═════ Given data ═════

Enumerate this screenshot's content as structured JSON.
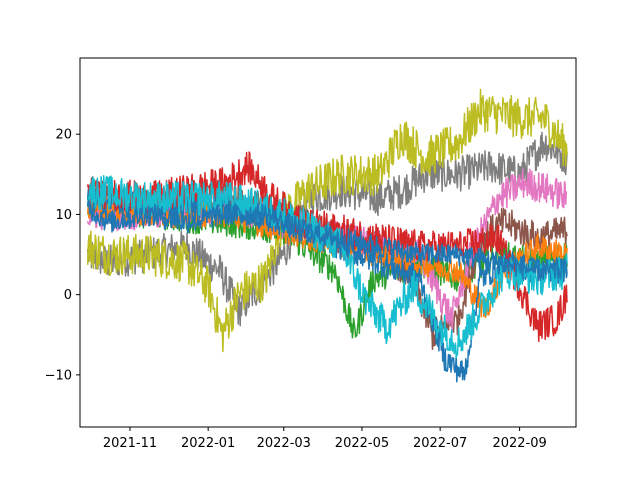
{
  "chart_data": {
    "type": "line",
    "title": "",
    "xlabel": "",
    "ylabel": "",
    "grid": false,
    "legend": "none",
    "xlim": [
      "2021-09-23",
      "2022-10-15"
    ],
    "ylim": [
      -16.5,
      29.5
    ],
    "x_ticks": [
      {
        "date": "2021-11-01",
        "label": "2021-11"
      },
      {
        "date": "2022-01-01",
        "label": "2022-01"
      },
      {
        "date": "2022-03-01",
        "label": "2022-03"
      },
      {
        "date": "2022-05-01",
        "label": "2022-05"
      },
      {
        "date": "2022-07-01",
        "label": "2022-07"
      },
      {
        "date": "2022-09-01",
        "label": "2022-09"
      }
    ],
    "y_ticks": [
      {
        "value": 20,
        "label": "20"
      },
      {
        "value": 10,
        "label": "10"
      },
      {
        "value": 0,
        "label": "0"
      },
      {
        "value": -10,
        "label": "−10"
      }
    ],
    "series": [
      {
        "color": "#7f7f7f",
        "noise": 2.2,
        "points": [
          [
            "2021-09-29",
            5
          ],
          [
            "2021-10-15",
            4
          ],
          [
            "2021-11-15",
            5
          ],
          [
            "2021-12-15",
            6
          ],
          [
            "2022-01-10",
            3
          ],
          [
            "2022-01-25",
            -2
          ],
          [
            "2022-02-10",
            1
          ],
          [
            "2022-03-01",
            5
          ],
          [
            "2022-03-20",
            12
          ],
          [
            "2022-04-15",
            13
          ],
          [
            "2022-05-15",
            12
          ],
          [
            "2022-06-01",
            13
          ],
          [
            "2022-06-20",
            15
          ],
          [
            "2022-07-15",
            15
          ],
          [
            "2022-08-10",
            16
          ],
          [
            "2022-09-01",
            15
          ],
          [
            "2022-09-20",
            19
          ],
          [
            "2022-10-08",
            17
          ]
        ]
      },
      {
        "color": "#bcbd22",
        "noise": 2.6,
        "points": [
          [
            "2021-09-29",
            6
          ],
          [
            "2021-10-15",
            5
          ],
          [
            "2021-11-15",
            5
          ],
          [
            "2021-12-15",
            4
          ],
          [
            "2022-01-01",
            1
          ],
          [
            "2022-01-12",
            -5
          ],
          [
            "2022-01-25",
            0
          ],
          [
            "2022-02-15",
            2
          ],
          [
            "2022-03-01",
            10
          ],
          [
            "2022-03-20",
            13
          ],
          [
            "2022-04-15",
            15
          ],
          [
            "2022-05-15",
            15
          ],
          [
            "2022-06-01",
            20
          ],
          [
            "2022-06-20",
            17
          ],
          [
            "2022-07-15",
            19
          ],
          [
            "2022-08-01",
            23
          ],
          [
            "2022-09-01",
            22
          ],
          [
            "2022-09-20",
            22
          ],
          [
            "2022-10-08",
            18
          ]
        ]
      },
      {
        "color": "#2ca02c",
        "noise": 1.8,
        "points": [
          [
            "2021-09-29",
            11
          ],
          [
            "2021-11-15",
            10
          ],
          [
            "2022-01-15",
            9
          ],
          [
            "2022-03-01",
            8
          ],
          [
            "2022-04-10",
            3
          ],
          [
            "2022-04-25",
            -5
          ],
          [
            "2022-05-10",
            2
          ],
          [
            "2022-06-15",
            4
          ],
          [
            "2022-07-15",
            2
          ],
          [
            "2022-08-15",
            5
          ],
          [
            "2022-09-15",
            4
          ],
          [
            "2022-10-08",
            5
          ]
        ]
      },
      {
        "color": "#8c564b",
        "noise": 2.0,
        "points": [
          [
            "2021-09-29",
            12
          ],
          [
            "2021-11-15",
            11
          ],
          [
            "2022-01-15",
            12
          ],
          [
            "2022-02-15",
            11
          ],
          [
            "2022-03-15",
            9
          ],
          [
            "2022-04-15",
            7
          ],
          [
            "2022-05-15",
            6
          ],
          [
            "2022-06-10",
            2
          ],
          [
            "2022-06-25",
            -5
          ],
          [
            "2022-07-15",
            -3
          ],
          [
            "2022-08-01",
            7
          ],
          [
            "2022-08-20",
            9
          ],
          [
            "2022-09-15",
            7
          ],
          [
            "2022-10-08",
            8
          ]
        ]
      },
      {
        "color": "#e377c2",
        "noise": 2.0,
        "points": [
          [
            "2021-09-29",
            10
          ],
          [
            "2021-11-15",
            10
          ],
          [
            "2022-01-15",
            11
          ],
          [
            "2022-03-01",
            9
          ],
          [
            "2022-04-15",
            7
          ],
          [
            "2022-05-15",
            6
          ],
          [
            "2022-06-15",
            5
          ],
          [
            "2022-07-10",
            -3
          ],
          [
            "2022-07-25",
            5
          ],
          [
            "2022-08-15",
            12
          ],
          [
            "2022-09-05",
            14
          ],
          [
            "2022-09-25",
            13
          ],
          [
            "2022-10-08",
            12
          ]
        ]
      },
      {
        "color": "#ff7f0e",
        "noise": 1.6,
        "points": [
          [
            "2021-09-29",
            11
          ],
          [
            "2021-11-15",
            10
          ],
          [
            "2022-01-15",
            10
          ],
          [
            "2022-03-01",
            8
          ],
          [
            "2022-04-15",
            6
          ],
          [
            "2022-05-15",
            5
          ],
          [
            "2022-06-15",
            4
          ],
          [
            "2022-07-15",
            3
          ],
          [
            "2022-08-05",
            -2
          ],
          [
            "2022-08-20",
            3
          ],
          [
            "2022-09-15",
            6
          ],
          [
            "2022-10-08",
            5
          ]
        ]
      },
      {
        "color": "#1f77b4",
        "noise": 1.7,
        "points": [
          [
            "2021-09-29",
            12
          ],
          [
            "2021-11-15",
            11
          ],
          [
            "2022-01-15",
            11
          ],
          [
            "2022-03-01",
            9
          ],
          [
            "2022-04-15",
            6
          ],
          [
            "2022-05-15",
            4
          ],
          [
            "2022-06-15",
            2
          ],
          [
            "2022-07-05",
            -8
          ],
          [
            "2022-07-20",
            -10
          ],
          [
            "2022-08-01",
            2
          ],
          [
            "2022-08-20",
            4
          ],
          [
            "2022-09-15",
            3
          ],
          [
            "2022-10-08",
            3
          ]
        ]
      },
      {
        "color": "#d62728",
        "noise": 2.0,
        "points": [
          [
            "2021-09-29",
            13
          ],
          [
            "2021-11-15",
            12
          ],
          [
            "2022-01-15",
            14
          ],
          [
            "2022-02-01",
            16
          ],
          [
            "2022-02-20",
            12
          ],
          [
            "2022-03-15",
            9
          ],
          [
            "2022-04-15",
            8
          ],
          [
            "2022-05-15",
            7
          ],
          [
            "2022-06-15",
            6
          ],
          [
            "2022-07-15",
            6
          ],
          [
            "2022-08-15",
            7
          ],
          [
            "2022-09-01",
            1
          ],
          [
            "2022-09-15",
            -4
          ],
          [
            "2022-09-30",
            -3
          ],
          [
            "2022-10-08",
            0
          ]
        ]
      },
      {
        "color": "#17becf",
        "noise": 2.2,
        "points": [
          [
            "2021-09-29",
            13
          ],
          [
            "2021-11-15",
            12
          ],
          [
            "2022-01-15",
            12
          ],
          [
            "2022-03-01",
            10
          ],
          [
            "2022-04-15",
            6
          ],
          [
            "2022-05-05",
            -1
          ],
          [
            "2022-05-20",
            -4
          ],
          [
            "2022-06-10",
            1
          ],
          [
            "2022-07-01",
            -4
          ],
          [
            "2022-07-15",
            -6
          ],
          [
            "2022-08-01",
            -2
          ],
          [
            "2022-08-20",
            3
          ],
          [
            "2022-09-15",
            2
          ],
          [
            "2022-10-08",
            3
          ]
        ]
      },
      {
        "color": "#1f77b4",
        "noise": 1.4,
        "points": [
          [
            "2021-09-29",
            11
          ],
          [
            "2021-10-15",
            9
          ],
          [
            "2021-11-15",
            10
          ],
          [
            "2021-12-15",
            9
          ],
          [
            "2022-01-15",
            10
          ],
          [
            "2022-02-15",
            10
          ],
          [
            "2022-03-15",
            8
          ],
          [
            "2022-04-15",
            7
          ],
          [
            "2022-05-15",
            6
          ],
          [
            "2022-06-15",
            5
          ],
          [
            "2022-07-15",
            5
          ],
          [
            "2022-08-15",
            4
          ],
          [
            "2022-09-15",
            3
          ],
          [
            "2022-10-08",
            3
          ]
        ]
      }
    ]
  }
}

═════

Request
Take every line from the records above that has the word "date" and copy it.

In response
        "date": "2021-11-01",
        "date": "2022-01-01",
        "date": "2022-03-01",
        "date": "2022-05-01",
        "date": "2022-07-01",
        "date": "2022-09-01",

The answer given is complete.